[Your instructions]
Output all of the data below exactly as given.

── Exercise inputs

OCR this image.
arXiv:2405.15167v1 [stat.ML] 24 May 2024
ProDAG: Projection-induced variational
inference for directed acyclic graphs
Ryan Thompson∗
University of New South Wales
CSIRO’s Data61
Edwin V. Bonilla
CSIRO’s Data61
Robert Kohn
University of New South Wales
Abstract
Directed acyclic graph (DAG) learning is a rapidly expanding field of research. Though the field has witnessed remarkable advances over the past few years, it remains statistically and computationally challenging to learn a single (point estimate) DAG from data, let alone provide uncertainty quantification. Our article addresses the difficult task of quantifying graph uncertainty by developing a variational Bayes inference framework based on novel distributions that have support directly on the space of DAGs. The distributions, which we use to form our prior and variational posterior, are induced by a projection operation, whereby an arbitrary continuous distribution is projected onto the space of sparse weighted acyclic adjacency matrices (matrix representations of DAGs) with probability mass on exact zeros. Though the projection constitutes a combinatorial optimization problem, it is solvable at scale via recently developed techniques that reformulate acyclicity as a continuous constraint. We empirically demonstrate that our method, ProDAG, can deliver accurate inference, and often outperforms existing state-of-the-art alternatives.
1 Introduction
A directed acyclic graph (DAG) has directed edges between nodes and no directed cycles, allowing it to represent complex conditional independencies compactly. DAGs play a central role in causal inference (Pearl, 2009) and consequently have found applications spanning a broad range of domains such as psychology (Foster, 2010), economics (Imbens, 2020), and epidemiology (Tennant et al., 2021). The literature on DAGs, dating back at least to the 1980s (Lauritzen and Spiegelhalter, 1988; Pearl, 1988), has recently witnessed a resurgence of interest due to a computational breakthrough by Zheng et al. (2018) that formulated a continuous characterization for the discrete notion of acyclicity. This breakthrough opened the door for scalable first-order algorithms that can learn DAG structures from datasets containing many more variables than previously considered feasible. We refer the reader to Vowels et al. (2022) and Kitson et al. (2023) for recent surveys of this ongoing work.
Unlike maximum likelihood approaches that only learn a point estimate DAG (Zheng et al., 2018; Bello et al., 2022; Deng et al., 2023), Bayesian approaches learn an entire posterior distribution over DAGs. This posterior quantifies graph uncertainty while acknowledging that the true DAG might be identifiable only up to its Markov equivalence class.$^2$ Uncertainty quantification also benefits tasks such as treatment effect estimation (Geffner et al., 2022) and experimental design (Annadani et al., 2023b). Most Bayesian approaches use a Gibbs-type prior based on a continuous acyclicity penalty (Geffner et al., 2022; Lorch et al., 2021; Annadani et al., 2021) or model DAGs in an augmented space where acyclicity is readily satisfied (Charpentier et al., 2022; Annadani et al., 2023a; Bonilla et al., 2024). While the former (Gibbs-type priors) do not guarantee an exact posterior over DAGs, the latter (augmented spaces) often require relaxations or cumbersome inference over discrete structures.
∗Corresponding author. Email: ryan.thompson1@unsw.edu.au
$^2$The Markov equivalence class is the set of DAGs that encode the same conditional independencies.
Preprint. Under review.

────

[Response]
OCR this image.
arXiv:2405.15167v1 [stat.ML] 24 May 2024
ProDAG: Projection-induced variational
inference for directed acyclic graphs
Ryan Thompson∗
University of New South Wales
CSIRO’s Data61
Edwin V. Bonilla
CSIRO’s Data61
Robert Kohn
University of New South Wales
Abstract
Directed acyclic graph (DAG) learning is a rapidly expanding field of research. Though the field has witnessed remarkable advances over the past few years, it remains statistically and computationally challenging to learn a single (point estimate) DAG from data, let alone provide uncertainty quantification. Our article addresses the difficult task of quantifying graph uncertainty by developing a variational Bayes inference framework based on novel distributions that have support directly on the space of DAGs. The distributions, which we use to form our prior and variational posterior, are induced by a projection operation, whereby an arbitrary continuous distribution is projected onto the space of sparse weighted acyclic adjacency matrices (matrix representations of DAGs) with probability mass on exact zeros. Though the projection constitutes a combinatorial optimization problem, it is solvable at scale via recently developed techniques that reformulate acyclicity as a continuous constraint. We empirically demonstrate that our method, ProDAG, can deliver accurate inference, and often outperforms existing state-of-the-art alternatives.
1 Introduction
A directed acyclic graph (DAG) has directed edges between nodes and no directed cycles, allowing it to represent complex conditional independencies compactly. DAGs play a central role in causal inference (Pearl, 2009) and consequently have found applications spanning a broad range of domains such as psychology (Foster, 2010), economics (Imbens, 2020), and epidemiology (Tennant et al., 2021). The literature on DAGs, dating back at least to the 1980s (Lauritzen and Spiegelhalter, 1988; Pearl, 1988), has recently witnessed a resurgence of interest due to a computational breakthrough by Zheng et al. (2018) that formulated a continuous characterization for the discrete notion of acyclicity. This breakthrough opened the door for scalable first-order algorithms that can learn DAG structures from datasets containing many more variables than previously considered feasible. We refer the reader to Vowels et al. (2022) and Kitson et al. (2023) for recent surveys of this ongoing work.
Unlike maximum likelihood approaches that only learn a point estimate DAG (Zheng et al., 2018; Bello et al., 2022; Deng et al., 2023), Bayesian approaches learn an entire posterior distribution over DAGs. This posterior quantifies graph uncertainty while acknowledging that the true DAG might be identifiable only up to its Markov equivalence class.$^2$ Uncertainty quantification also benefits tasks such as treatment effect estimation (Geffner et al., 2022) and experimental design (Annadani et al., 2023b). Most Bayesian approaches use a Gibbs-type prior based on a continuous acyclicity penalty (Geffner et al., 2022; Lorch et al., 2021; Annadani et al., 2021) or model DAGs in an augmented space where acyclicity is readily satisfied (Charpentier et al., 2022; Annadani et al., 2023a; Bonilla et al., 2024). While the former (Gibbs-type priors) do not guarantee an exact posterior over DAGs, the latter (augmented spaces) often require relaxations or cumbersome inference over discrete structures.
∗Corresponding author. Email: ryan.thompson1@unsw.edu.au
$^2$The Markov equivalence class is the set of DAGs that encode the same conditional independencies.
Preprint. Under review.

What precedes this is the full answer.